Dataset rows

--- BEGIN ---

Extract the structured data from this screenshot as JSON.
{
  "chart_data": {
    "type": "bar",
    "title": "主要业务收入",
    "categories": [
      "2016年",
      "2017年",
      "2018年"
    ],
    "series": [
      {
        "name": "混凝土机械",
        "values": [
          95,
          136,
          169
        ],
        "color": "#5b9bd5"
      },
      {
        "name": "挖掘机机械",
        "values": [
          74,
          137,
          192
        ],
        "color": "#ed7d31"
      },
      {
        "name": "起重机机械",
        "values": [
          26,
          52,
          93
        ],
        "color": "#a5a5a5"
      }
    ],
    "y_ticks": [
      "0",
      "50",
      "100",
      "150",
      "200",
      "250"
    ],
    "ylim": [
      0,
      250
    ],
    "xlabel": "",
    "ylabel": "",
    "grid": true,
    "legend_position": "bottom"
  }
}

--- END ---
--- BEGIN ---

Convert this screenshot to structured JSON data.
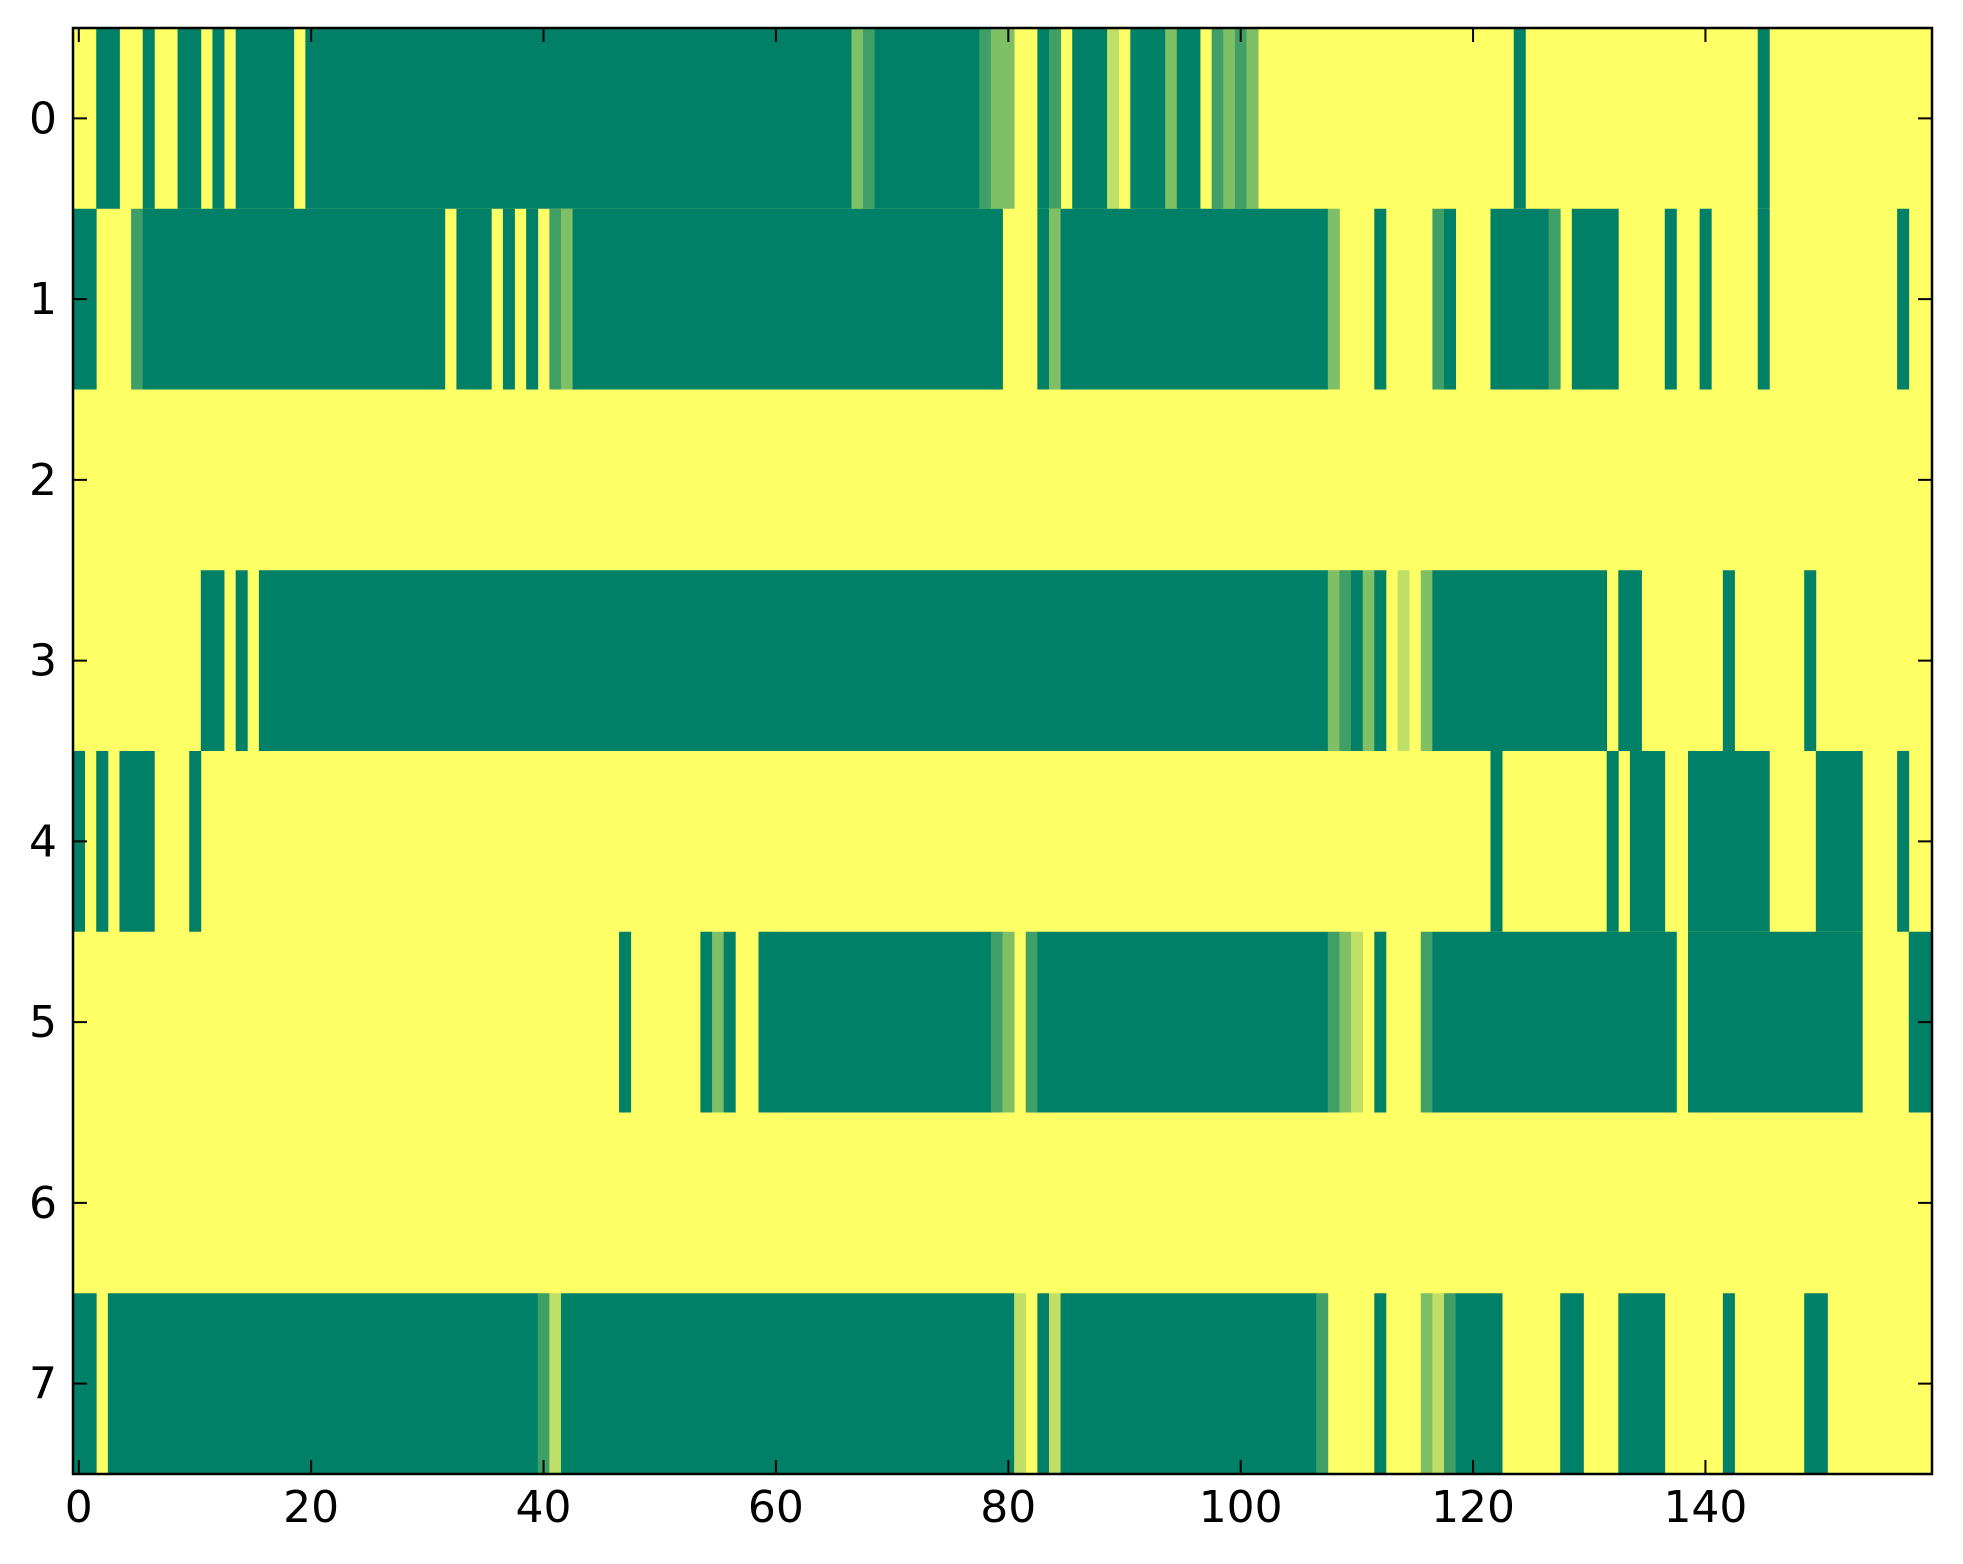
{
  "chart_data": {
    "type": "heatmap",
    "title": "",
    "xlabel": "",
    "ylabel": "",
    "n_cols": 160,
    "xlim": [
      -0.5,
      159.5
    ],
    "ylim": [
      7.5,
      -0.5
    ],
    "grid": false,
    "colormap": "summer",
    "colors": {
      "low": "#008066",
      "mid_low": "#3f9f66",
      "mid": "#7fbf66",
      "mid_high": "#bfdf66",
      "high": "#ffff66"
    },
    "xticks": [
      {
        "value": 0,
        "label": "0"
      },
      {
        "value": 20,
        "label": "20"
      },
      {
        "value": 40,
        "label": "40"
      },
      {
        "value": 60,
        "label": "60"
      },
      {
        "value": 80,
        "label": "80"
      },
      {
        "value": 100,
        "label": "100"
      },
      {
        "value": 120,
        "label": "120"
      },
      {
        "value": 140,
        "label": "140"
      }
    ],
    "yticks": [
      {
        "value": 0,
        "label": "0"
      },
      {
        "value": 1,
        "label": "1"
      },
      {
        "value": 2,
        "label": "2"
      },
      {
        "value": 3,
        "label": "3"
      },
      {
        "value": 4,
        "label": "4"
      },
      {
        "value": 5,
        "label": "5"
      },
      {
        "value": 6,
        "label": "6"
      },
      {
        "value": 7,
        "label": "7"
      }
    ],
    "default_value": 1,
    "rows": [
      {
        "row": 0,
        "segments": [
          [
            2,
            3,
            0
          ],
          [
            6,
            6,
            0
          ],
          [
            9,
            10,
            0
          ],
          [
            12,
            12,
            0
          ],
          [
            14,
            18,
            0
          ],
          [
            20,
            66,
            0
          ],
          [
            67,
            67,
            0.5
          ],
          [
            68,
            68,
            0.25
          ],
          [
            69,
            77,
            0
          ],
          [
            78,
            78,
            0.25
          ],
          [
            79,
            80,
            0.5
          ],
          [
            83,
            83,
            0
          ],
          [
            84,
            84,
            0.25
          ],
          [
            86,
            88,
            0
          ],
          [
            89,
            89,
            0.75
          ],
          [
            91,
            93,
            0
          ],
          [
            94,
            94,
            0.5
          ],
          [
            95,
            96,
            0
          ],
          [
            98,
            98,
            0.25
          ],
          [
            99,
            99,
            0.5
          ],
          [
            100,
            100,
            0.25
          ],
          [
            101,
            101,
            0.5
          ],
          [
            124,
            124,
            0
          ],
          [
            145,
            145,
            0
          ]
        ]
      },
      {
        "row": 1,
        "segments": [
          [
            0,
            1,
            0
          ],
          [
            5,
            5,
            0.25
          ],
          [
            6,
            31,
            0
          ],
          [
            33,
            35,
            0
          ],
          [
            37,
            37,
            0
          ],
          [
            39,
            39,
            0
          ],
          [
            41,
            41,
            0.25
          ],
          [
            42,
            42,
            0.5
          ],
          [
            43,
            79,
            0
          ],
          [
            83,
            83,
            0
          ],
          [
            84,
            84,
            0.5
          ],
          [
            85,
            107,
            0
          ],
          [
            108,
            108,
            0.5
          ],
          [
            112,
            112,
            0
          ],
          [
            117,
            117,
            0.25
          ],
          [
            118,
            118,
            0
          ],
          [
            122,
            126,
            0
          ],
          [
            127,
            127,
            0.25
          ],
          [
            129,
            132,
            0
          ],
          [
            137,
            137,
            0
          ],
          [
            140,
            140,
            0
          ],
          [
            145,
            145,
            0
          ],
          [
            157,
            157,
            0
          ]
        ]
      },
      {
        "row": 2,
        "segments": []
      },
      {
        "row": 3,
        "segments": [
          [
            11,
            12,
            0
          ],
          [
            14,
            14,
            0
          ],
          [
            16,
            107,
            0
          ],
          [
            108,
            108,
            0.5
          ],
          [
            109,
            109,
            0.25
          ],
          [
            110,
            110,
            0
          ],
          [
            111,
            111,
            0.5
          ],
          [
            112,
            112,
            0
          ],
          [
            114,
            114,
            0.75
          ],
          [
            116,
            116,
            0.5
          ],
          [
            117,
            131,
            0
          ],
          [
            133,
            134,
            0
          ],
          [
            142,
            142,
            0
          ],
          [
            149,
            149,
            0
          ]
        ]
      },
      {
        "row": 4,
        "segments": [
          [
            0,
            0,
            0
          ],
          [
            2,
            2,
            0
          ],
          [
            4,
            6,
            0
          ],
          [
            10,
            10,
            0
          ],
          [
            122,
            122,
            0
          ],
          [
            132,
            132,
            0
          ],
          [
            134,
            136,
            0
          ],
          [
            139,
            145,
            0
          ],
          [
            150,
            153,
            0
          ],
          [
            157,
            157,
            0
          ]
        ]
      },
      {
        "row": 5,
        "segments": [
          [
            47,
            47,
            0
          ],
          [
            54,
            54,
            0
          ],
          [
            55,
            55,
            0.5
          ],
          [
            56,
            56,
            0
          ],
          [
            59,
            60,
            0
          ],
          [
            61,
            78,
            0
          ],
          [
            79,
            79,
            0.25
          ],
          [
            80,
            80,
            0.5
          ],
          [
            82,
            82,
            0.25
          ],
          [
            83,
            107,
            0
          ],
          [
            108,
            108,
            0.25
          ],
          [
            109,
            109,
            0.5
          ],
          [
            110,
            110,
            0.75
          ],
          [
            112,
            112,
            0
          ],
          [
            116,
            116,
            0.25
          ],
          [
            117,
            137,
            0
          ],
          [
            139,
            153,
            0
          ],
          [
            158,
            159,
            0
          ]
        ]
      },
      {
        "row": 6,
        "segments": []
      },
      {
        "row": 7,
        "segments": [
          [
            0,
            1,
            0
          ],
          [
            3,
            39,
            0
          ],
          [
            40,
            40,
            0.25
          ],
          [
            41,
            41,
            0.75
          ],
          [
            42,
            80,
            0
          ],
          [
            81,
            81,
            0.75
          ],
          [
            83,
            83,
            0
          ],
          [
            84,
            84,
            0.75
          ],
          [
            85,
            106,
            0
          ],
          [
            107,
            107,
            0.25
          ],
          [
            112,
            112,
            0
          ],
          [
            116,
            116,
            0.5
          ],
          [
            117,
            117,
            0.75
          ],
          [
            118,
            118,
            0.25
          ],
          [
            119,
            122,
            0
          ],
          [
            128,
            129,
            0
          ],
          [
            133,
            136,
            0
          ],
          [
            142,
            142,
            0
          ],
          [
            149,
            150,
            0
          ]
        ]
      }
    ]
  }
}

--- END ---

◆ What is needed:
How many lines in these entries contain the string "JSON"? State the number and nothing more.

◆ Response to this task:
2